Make an exact copy of the records, with the images left out.

____

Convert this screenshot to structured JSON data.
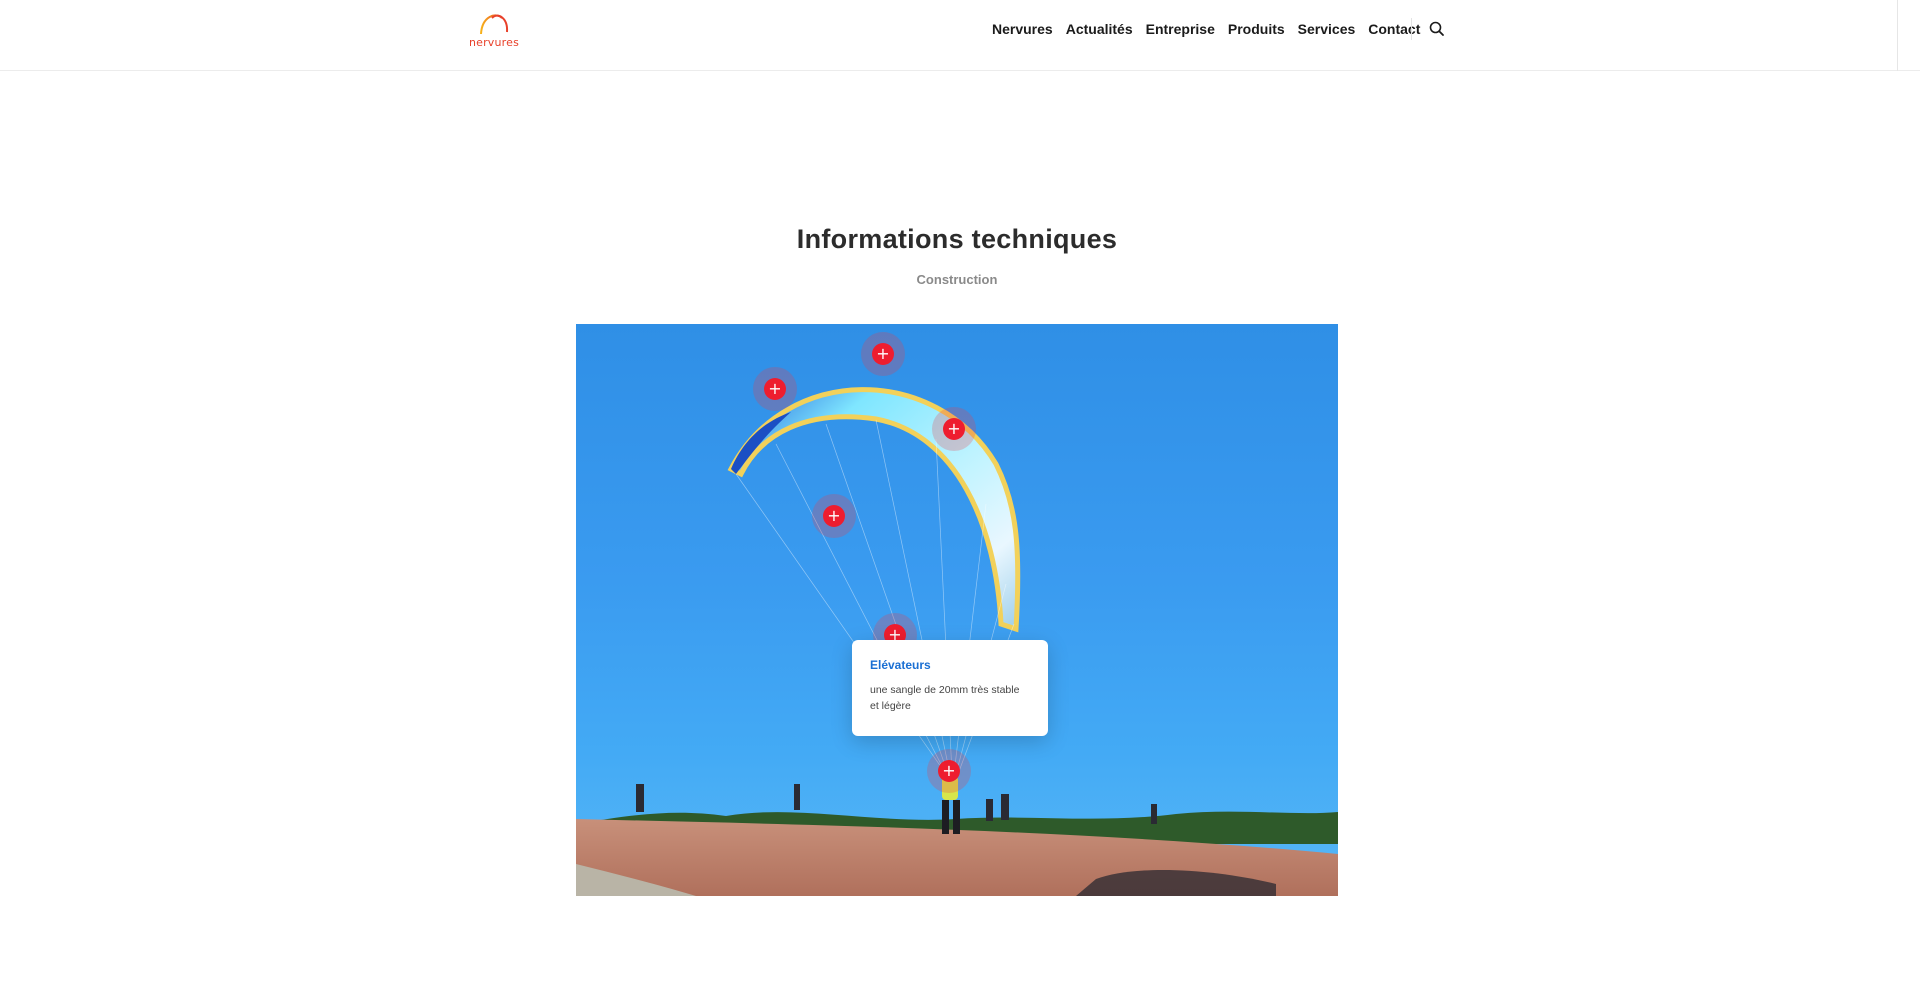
{
  "header": {
    "logo_text": "nervures",
    "nav": [
      "Nervures",
      "Actualités",
      "Entreprise",
      "Produits",
      "Services",
      "Contact"
    ],
    "search_icon": "search-icon"
  },
  "main": {
    "title": "Informations techniques",
    "subtitle": "Construction"
  },
  "tooltip": {
    "title": "Elévateurs",
    "body": "une sangle de 20mm très stable et légère"
  },
  "hotspots": {
    "symbol": "+",
    "count": 6
  },
  "colors": {
    "accent": "#ee1d2f",
    "link_blue": "#1a6fd3",
    "logo": "#e8402a"
  }
}
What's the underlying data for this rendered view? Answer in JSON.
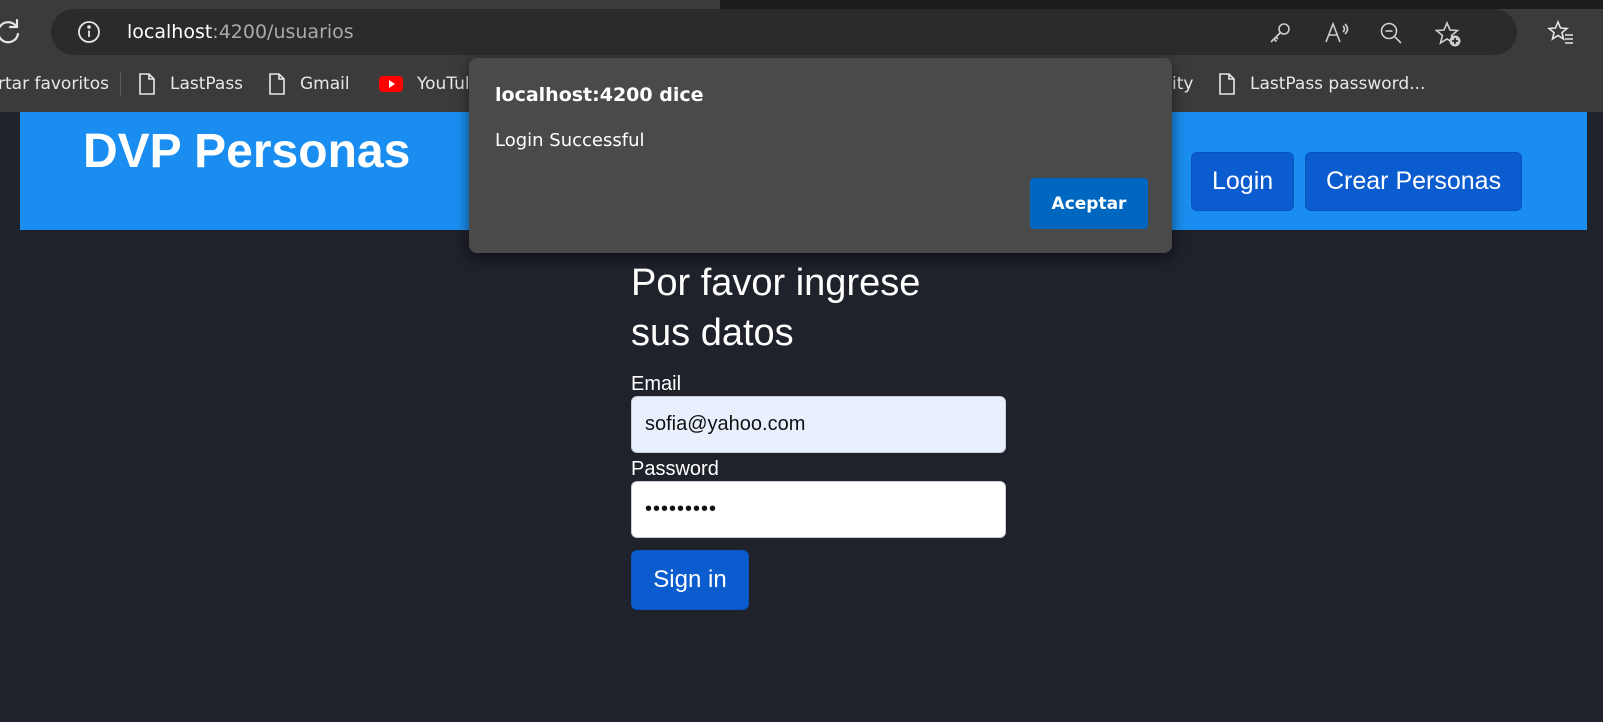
{
  "browser": {
    "url_host": "localhost",
    "url_rest": ":4200/usuarios",
    "bookmarks": [
      "rtar favoritos",
      "LastPass",
      "Gmail",
      "YouTul",
      "ity",
      "LastPass password..."
    ]
  },
  "navbar": {
    "brand": "DVP Personas",
    "login_label": "Login",
    "crear_label": "Crear Personas"
  },
  "form": {
    "title": "Por favor ingrese sus datos",
    "email_label": "Email",
    "email_value": "sofia@yahoo.com",
    "password_label": "Password",
    "password_value": "•••••••••",
    "submit_label": "Sign in"
  },
  "dialog": {
    "title": "localhost:4200 dice",
    "message": "Login Successful",
    "ok_label": "Aceptar"
  },
  "colors": {
    "navbar": "#1a8ef0",
    "button": "#0b5ccf",
    "page_bg": "#1f212b",
    "dialog_bg": "#4a4a4a",
    "dialog_button": "#0067c0"
  }
}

____

## Finished task
Convert this screenshot to structured JSON data.
{
  "header": {
    "logo_text": "nervures",
    "nav": [
      "Nervures",
      "Actualités",
      "Entreprise",
      "Produits",
      "Services",
      "Contact"
    ],
    "search_icon": "search-icon"
  },
  "main": {
    "title": "Informations techniques",
    "subtitle": "Construction"
  },
  "tooltip": {
    "title": "Elévateurs",
    "body": "une sangle de 20mm très stable et légère"
  },
  "hotspots": {
    "symbol": "+",
    "count": 6
  },
  "colors": {
    "accent": "#ee1d2f",
    "link_blue": "#1a6fd3",
    "logo": "#e8402a"
  }
}
What's the underlying data for this rendered view? Answer in JSON.
{
  "browser": {
    "url_host": "localhost",
    "url_rest": ":4200/usuarios",
    "bookmarks": [
      "rtar favoritos",
      "LastPass",
      "Gmail",
      "YouTul",
      "ity",
      "LastPass password..."
    ]
  },
  "navbar": {
    "brand": "DVP Personas",
    "login_label": "Login",
    "crear_label": "Crear Personas"
  },
  "form": {
    "title": "Por favor ingrese sus datos",
    "email_label": "Email",
    "email_value": "sofia@yahoo.com",
    "password_label": "Password",
    "password_value": "•••••••••",
    "submit_label": "Sign in"
  },
  "dialog": {
    "title": "localhost:4200 dice",
    "message": "Login Successful",
    "ok_label": "Aceptar"
  },
  "colors": {
    "navbar": "#1a8ef0",
    "button": "#0b5ccf",
    "page_bg": "#1f212b",
    "dialog_bg": "#4a4a4a",
    "dialog_button": "#0067c0"
  }
}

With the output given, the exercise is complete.